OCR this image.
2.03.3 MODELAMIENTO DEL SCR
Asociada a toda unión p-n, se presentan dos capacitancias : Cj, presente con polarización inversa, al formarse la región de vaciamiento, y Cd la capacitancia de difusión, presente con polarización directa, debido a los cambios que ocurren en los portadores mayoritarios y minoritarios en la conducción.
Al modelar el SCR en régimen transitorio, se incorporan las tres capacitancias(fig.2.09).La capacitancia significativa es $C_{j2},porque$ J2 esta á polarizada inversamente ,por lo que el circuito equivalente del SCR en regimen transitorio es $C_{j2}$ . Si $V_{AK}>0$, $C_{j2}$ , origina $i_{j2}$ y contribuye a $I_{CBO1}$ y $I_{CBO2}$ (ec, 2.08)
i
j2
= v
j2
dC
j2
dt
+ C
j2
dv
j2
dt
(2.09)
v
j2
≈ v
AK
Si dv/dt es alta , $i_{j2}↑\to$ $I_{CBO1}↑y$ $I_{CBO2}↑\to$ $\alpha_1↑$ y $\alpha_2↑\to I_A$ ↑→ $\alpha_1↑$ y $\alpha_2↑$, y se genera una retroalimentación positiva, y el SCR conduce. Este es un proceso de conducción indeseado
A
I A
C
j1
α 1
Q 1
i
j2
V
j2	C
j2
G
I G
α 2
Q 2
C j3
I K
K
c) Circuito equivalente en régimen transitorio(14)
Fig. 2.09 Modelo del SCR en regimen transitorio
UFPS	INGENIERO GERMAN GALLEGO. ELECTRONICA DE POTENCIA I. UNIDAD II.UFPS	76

-- What to do --
Return the material exactly as it stands.

-- The completed task --
OCR this image.
2.03.3 MODELAMIENTO DEL SCR
Asociada a toda unión p-n, se presentan dos capacitancias : Cj, presente con polarización inversa, al formarse la región de vaciamiento, y Cd la capacitancia de difusión, presente con polarización directa, debido a los cambios que ocurren en los portadores mayoritarios y minoritarios en la conducción.
Al modelar el SCR en régimen transitorio, se incorporan las tres capacitancias(fig.2.09).La capacitancia significativa es $C_{j2},porque$ J2 esta á polarizada inversamente ,por lo que el circuito equivalente del SCR en regimen transitorio es $C_{j2}$ . Si $V_{AK}>0$, $C_{j2}$ , origina $i_{j2}$ y contribuye a $I_{CBO1}$ y $I_{CBO2}$ (ec, 2.08)
i
j2
= v
j2
dC
j2
dt
+ C
j2
dv
j2
dt
(2.09)
v
j2
≈ v
AK
Si dv/dt es alta , $i_{j2}↑\to$ $I_{CBO1}↑y$ $I_{CBO2}↑\to$ $\alpha_1↑$ y $\alpha_2↑\to I_A$ ↑→ $\alpha_1↑$ y $\alpha_2↑$, y se genera una retroalimentación positiva, y el SCR conduce. Este es un proceso de conducción indeseado
A
I A
C
j1
α 1
Q 1
i
j2
V
j2	C
j2
G
I G
α 2
Q 2
C j3
I K
K
c) Circuito equivalente en régimen transitorio(14)
Fig. 2.09 Modelo del SCR en regimen transitorio
UFPS	INGENIERO GERMAN GALLEGO. ELECTRONICA DE POTENCIA I. UNIDAD II.UFPS	76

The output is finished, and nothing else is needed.